(Set task)
For each line in the data below that holds "JSON", return a copy.

(Provided material)
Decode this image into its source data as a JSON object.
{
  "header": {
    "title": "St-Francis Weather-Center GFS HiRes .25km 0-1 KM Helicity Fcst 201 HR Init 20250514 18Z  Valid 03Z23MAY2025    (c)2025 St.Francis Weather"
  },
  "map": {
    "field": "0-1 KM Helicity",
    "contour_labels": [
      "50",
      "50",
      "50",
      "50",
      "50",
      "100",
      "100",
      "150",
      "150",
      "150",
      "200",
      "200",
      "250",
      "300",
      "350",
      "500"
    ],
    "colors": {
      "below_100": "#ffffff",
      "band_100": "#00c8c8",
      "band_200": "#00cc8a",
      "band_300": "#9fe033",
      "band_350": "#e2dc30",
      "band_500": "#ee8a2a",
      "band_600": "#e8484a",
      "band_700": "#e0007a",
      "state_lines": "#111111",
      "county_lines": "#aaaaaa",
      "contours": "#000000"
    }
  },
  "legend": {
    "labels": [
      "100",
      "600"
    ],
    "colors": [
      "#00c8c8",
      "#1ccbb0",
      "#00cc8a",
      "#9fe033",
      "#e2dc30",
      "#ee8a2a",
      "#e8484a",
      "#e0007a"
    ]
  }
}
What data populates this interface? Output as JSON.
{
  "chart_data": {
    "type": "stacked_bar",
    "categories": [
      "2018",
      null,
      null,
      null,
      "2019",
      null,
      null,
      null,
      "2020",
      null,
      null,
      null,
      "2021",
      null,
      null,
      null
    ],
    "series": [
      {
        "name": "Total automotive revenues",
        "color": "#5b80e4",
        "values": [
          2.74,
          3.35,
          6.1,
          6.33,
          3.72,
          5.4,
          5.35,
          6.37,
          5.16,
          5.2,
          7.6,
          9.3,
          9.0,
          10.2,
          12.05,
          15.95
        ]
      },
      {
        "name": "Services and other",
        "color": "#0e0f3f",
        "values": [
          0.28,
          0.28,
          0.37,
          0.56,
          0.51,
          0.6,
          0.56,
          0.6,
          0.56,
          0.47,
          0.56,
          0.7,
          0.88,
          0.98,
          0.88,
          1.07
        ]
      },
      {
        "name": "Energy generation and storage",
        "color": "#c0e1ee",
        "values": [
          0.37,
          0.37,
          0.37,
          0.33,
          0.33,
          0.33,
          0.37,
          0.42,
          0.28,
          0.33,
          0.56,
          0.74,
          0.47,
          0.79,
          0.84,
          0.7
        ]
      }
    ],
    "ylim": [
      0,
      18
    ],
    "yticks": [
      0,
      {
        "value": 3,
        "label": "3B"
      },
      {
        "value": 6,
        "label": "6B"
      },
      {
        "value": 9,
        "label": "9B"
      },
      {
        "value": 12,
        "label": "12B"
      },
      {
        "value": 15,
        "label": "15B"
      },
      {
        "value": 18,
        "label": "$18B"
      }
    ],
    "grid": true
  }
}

(Result)
Decode this image into its source data as a JSON object.
What data populates this interface? Output as JSON.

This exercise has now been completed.